-- START OF Dataset records --

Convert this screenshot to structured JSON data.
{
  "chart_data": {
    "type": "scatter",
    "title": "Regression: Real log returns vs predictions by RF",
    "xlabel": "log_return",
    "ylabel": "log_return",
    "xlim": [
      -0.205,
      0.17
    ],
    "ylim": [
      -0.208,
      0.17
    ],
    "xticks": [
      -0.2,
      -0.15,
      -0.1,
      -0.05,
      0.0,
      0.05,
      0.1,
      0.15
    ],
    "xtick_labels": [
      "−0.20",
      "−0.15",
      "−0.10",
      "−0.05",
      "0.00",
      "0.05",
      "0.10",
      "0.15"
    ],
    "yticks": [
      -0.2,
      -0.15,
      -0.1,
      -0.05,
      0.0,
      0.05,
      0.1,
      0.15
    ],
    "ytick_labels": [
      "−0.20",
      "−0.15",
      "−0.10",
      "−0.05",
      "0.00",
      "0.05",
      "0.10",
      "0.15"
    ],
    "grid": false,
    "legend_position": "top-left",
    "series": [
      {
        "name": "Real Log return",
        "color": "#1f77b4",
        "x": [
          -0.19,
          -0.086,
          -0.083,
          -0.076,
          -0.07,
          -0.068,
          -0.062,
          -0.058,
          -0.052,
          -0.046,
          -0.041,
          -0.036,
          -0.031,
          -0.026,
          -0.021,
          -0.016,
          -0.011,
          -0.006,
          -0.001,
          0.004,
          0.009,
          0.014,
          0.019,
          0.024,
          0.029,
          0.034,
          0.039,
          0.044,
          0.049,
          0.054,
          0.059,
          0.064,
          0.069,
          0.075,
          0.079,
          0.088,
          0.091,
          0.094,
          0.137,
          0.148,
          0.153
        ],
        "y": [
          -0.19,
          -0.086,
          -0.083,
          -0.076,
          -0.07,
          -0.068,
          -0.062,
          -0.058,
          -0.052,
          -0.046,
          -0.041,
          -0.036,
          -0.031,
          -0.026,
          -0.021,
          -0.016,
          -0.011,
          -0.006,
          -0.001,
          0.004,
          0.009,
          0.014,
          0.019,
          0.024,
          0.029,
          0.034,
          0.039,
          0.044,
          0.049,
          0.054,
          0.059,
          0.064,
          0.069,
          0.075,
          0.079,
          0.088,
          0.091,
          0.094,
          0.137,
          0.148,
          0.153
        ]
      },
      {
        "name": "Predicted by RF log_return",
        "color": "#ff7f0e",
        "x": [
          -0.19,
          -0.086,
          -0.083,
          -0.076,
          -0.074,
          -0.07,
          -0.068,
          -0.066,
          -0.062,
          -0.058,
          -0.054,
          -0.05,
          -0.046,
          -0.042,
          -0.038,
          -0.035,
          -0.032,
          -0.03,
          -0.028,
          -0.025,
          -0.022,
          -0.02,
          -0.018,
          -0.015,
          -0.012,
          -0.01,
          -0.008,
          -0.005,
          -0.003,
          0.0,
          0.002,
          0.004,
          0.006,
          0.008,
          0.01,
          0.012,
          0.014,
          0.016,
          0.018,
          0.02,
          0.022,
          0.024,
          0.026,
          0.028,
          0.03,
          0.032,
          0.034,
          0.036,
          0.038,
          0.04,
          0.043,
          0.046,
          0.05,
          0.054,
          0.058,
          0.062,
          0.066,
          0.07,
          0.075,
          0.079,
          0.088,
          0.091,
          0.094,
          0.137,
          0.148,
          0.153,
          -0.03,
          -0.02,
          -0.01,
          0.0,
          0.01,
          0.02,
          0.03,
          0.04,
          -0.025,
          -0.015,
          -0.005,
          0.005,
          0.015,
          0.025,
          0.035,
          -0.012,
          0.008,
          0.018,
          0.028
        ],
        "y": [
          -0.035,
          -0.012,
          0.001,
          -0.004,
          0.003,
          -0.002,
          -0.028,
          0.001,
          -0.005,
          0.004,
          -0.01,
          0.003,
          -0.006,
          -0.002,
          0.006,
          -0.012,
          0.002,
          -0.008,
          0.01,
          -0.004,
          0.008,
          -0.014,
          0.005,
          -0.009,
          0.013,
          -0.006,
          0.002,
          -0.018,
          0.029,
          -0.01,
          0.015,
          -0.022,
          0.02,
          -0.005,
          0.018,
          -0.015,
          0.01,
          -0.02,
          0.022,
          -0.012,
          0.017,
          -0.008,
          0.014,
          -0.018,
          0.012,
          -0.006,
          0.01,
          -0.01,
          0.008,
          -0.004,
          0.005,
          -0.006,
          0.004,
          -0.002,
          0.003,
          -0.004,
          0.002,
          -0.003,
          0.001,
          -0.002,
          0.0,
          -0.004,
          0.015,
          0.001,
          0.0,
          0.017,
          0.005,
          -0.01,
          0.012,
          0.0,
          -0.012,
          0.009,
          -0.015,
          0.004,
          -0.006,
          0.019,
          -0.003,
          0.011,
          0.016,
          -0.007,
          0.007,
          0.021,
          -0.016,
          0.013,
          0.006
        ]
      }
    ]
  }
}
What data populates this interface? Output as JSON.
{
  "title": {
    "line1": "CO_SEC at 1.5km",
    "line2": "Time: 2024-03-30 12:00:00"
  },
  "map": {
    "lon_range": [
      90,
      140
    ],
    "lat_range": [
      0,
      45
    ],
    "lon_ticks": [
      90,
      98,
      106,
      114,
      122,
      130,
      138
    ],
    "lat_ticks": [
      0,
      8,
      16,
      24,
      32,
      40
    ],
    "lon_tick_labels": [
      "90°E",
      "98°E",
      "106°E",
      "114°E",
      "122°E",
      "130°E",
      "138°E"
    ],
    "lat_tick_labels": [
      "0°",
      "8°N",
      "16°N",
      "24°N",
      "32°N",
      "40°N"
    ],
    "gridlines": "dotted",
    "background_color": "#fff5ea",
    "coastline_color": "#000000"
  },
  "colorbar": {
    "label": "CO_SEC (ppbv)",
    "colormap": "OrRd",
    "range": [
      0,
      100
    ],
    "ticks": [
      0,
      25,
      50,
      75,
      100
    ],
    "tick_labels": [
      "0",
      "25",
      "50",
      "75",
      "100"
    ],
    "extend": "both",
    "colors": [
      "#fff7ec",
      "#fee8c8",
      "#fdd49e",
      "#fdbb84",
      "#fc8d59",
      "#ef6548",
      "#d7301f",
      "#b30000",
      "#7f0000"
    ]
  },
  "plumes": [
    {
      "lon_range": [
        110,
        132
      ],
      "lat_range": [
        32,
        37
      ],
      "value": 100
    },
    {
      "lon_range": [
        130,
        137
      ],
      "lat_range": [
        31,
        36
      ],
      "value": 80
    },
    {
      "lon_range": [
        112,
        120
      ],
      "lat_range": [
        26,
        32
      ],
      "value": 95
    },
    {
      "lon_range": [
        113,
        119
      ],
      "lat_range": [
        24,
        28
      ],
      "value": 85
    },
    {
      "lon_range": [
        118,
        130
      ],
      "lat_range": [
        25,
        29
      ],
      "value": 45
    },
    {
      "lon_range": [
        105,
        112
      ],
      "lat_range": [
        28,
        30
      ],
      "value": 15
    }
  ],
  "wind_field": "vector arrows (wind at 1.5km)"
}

-- END OF Dataset records --

▶ Instructions for the task
Your task is to output the full set of records exactly as presented.

▶ Complete answer
Convert this screenshot to structured JSON data.
{
  "chart_data": {
    "type": "scatter",
    "title": "Regression: Real log returns vs predictions by RF",
    "xlabel": "log_return",
    "ylabel": "log_return",
    "xlim": [
      -0.205,
      0.17
    ],
    "ylim": [
      -0.208,
      0.17
    ],
    "xticks": [
      -0.2,
      -0.15,
      -0.1,
      -0.05,
      0.0,
      0.05,
      0.1,
      0.15
    ],
    "xtick_labels": [
      "−0.20",
      "−0.15",
      "−0.10",
      "−0.05",
      "0.00",
      "0.05",
      "0.10",
      "0.15"
    ],
    "yticks": [
      -0.2,
      -0.15,
      -0.1,
      -0.05,
      0.0,
      0.05,
      0.1,
      0.15
    ],
    "ytick_labels": [
      "−0.20",
      "−0.15",
      "−0.10",
      "−0.05",
      "0.00",
      "0.05",
      "0.10",
      "0.15"
    ],
    "grid": false,
    "legend_position": "top-left",
    "series": [
      {
        "name": "Real Log return",
        "color": "#1f77b4",
        "x": [
          -0.19,
          -0.086,
          -0.083,
          -0.076,
          -0.07,
          -0.068,
          -0.062,
          -0.058,
          -0.052,
          -0.046,
          -0.041,
          -0.036,
          -0.031,
          -0.026,
          -0.021,
          -0.016,
          -0.011,
          -0.006,
          -0.001,
          0.004,
          0.009,
          0.014,
          0.019,
          0.024,
          0.029,
          0.034,
          0.039,
          0.044,
          0.049,
          0.054,
          0.059,
          0.064,
          0.069,
          0.075,
          0.079,
          0.088,
          0.091,
          0.094,
          0.137,
          0.148,
          0.153
        ],
        "y": [
          -0.19,
          -0.086,
          -0.083,
          -0.076,
          -0.07,
          -0.068,
          -0.062,
          -0.058,
          -0.052,
          -0.046,
          -0.041,
          -0.036,
          -0.031,
          -0.026,
          -0.021,
          -0.016,
          -0.011,
          -0.006,
          -0.001,
          0.004,
          0.009,
          0.014,
          0.019,
          0.024,
          0.029,
          0.034,
          0.039,
          0.044,
          0.049,
          0.054,
          0.059,
          0.064,
          0.069,
          0.075,
          0.079,
          0.088,
          0.091,
          0.094,
          0.137,
          0.148,
          0.153
        ]
      },
      {
        "name": "Predicted by RF log_return",
        "color": "#ff7f0e",
        "x": [
          -0.19,
          -0.086,
          -0.083,
          -0.076,
          -0.074,
          -0.07,
          -0.068,
          -0.066,
          -0.062,
          -0.058,
          -0.054,
          -0.05,
          -0.046,
          -0.042,
          -0.038,
          -0.035,
          -0.032,
          -0.03,
          -0.028,
          -0.025,
          -0.022,
          -0.02,
          -0.018,
          -0.015,
          -0.012,
          -0.01,
          -0.008,
          -0.005,
          -0.003,
          0.0,
          0.002,
          0.004,
          0.006,
          0.008,
          0.01,
          0.012,
          0.014,
          0.016,
          0.018,
          0.02,
          0.022,
          0.024,
          0.026,
          0.028,
          0.03,
          0.032,
          0.034,
          0.036,
          0.038,
          0.04,
          0.043,
          0.046,
          0.05,
          0.054,
          0.058,
          0.062,
          0.066,
          0.07,
          0.075,
          0.079,
          0.088,
          0.091,
          0.094,
          0.137,
          0.148,
          0.153,
          -0.03,
          -0.02,
          -0.01,
          0.0,
          0.01,
          0.02,
          0.03,
          0.04,
          -0.025,
          -0.015,
          -0.005,
          0.005,
          0.015,
          0.025,
          0.035,
          -0.012,
          0.008,
          0.018,
          0.028
        ],
        "y": [
          -0.035,
          -0.012,
          0.001,
          -0.004,
          0.003,
          -0.002,
          -0.028,
          0.001,
          -0.005,
          0.004,
          -0.01,
          0.003,
          -0.006,
          -0.002,
          0.006,
          -0.012,
          0.002,
          -0.008,
          0.01,
          -0.004,
          0.008,
          -0.014,
          0.005,
          -0.009,
          0.013,
          -0.006,
          0.002,
          -0.018,
          0.029,
          -0.01,
          0.015,
          -0.022,
          0.02,
          -0.005,
          0.018,
          -0.015,
          0.01,
          -0.02,
          0.022,
          -0.012,
          0.017,
          -0.008,
          0.014,
          -0.018,
          0.012,
          -0.006,
          0.01,
          -0.01,
          0.008,
          -0.004,
          0.005,
          -0.006,
          0.004,
          -0.002,
          0.003,
          -0.004,
          0.002,
          -0.003,
          0.001,
          -0.002,
          0.0,
          -0.004,
          0.015,
          0.001,
          0.0,
          0.017,
          0.005,
          -0.01,
          0.012,
          0.0,
          -0.012,
          0.009,
          -0.015,
          0.004,
          -0.006,
          0.019,
          -0.003,
          0.011,
          0.016,
          -0.007,
          0.007,
          0.021,
          -0.016,
          0.013,
          0.006
        ]
      }
    ]
  }
}
What data populates this interface? Output as JSON.
{
  "title": {
    "line1": "CO_SEC at 1.5km",
    "line2": "Time: 2024-03-30 12:00:00"
  },
  "map": {
    "lon_range": [
      90,
      140
    ],
    "lat_range": [
      0,
      45
    ],
    "lon_ticks": [
      90,
      98,
      106,
      114,
      122,
      130,
      138
    ],
    "lat_ticks": [
      0,
      8,
      16,
      24,
      32,
      40
    ],
    "lon_tick_labels": [
      "90°E",
      "98°E",
      "106°E",
      "114°E",
      "122°E",
      "130°E",
      "138°E"
    ],
    "lat_tick_labels": [
      "0°",
      "8°N",
      "16°N",
      "24°N",
      "32°N",
      "40°N"
    ],
    "gridlines": "dotted",
    "background_color": "#fff5ea",
    "coastline_color": "#000000"
  },
  "colorbar": {
    "label": "CO_SEC (ppbv)",
    "colormap": "OrRd",
    "range": [
      0,
      100
    ],
    "ticks": [
      0,
      25,
      50,
      75,
      100
    ],
    "tick_labels": [
      "0",
      "25",
      "50",
      "75",
      "100"
    ],
    "extend": "both",
    "colors": [
      "#fff7ec",
      "#fee8c8",
      "#fdd49e",
      "#fdbb84",
      "#fc8d59",
      "#ef6548",
      "#d7301f",
      "#b30000",
      "#7f0000"
    ]
  },
  "plumes": [
    {
      "lon_range": [
        110,
        132
      ],
      "lat_range": [
        32,
        37
      ],
      "value": 100
    },
    {
      "lon_range": [
        130,
        137
      ],
      "lat_range": [
        31,
        36
      ],
      "value": 80
    },
    {
      "lon_range": [
        112,
        120
      ],
      "lat_range": [
        26,
        32
      ],
      "value": 95
    },
    {
      "lon_range": [
        113,
        119
      ],
      "lat_range": [
        24,
        28
      ],
      "value": 85
    },
    {
      "lon_range": [
        118,
        130
      ],
      "lat_range": [
        25,
        29
      ],
      "value": 45
    },
    {
      "lon_range": [
        105,
        112
      ],
      "lat_range": [
        28,
        30
      ],
      "value": 15
    }
  ],
  "wind_field": "vector arrows (wind at 1.5km)"
}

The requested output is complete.